Entries with figure data:

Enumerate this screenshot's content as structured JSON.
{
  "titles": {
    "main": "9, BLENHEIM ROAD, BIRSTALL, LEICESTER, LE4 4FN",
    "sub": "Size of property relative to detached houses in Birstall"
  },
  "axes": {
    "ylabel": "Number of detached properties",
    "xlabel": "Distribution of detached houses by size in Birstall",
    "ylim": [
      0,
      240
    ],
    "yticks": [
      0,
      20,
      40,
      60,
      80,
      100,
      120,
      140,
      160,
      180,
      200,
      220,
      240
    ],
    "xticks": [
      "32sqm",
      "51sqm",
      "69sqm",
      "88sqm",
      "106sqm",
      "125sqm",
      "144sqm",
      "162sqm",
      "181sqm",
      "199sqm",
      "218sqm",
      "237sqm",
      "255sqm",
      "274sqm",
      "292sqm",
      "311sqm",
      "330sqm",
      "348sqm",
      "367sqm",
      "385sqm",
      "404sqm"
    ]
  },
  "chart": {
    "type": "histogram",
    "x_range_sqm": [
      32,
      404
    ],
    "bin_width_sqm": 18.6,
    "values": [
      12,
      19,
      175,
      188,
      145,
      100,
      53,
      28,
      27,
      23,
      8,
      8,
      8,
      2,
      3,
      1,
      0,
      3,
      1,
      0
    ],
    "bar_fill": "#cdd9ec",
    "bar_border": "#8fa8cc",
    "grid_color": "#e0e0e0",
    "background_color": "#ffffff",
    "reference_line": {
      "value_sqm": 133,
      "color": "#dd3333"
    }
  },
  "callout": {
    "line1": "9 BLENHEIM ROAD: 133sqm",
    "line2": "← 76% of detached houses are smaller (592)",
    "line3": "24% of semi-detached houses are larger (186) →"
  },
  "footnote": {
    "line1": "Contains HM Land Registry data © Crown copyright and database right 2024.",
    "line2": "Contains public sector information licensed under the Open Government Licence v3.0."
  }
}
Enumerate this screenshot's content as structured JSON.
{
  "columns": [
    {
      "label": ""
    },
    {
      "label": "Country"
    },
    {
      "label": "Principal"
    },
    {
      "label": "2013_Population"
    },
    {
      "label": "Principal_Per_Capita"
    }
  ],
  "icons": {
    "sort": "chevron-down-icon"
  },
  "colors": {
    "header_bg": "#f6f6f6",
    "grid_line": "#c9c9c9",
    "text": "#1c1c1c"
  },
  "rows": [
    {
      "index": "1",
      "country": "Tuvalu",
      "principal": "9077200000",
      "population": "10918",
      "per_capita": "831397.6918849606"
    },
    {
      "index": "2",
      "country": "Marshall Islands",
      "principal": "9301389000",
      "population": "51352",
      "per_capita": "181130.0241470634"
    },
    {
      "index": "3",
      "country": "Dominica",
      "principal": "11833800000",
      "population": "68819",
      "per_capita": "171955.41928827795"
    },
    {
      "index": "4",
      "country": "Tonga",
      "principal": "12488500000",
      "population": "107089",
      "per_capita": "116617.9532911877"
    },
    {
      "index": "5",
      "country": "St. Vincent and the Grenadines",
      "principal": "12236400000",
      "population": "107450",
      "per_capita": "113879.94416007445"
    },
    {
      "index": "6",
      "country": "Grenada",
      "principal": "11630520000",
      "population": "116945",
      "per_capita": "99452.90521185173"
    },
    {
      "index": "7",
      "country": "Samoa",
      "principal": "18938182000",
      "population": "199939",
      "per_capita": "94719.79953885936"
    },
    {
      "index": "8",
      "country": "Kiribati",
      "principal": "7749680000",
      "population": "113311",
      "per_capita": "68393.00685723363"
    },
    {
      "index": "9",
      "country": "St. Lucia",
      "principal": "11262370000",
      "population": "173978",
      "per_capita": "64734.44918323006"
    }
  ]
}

### DIRECTIONS
Reproduce the entire listing word for word.

### EXERCISE OUTPUT
Enumerate this screenshot's content as structured JSON.
{
  "titles": {
    "main": "9, BLENHEIM ROAD, BIRSTALL, LEICESTER, LE4 4FN",
    "sub": "Size of property relative to detached houses in Birstall"
  },
  "axes": {
    "ylabel": "Number of detached properties",
    "xlabel": "Distribution of detached houses by size in Birstall",
    "ylim": [
      0,
      240
    ],
    "yticks": [
      0,
      20,
      40,
      60,
      80,
      100,
      120,
      140,
      160,
      180,
      200,
      220,
      240
    ],
    "xticks": [
      "32sqm",
      "51sqm",
      "69sqm",
      "88sqm",
      "106sqm",
      "125sqm",
      "144sqm",
      "162sqm",
      "181sqm",
      "199sqm",
      "218sqm",
      "237sqm",
      "255sqm",
      "274sqm",
      "292sqm",
      "311sqm",
      "330sqm",
      "348sqm",
      "367sqm",
      "385sqm",
      "404sqm"
    ]
  },
  "chart": {
    "type": "histogram",
    "x_range_sqm": [
      32,
      404
    ],
    "bin_width_sqm": 18.6,
    "values": [
      12,
      19,
      175,
      188,
      145,
      100,
      53,
      28,
      27,
      23,
      8,
      8,
      8,
      2,
      3,
      1,
      0,
      3,
      1,
      0
    ],
    "bar_fill": "#cdd9ec",
    "bar_border": "#8fa8cc",
    "grid_color": "#e0e0e0",
    "background_color": "#ffffff",
    "reference_line": {
      "value_sqm": 133,
      "color": "#dd3333"
    }
  },
  "callout": {
    "line1": "9 BLENHEIM ROAD: 133sqm",
    "line2": "← 76% of detached houses are smaller (592)",
    "line3": "24% of semi-detached houses are larger (186) →"
  },
  "footnote": {
    "line1": "Contains HM Land Registry data © Crown copyright and database right 2024.",
    "line2": "Contains public sector information licensed under the Open Government Licence v3.0."
  }
}
Enumerate this screenshot's content as structured JSON.
{
  "columns": [
    {
      "label": ""
    },
    {
      "label": "Country"
    },
    {
      "label": "Principal"
    },
    {
      "label": "2013_Population"
    },
    {
      "label": "Principal_Per_Capita"
    }
  ],
  "icons": {
    "sort": "chevron-down-icon"
  },
  "colors": {
    "header_bg": "#f6f6f6",
    "grid_line": "#c9c9c9",
    "text": "#1c1c1c"
  },
  "rows": [
    {
      "index": "1",
      "country": "Tuvalu",
      "principal": "9077200000",
      "population": "10918",
      "per_capita": "831397.6918849606"
    },
    {
      "index": "2",
      "country": "Marshall Islands",
      "principal": "9301389000",
      "population": "51352",
      "per_capita": "181130.0241470634"
    },
    {
      "index": "3",
      "country": "Dominica",
      "principal": "11833800000",
      "population": "68819",
      "per_capita": "171955.41928827795"
    },
    {
      "index": "4",
      "country": "Tonga",
      "principal": "12488500000",
      "population": "107089",
      "per_capita": "116617.9532911877"
    },
    {
      "index": "5",
      "country": "St. Vincent and the Grenadines",
      "principal": "12236400000",
      "population": "107450",
      "per_capita": "113879.94416007445"
    },
    {
      "index": "6",
      "country": "Grenada",
      "principal": "11630520000",
      "population": "116945",
      "per_capita": "99452.90521185173"
    },
    {
      "index": "7",
      "country": "Samoa",
      "principal": "18938182000",
      "population": "199939",
      "per_capita": "94719.79953885936"
    },
    {
      "index": "8",
      "country": "Kiribati",
      "principal": "7749680000",
      "population": "113311",
      "per_capita": "68393.00685723363"
    },
    {
      "index": "9",
      "country": "St. Lucia",
      "principal": "11262370000",
      "population": "173978",
      "per_capita": "64734.44918323006"
    }
  ]
}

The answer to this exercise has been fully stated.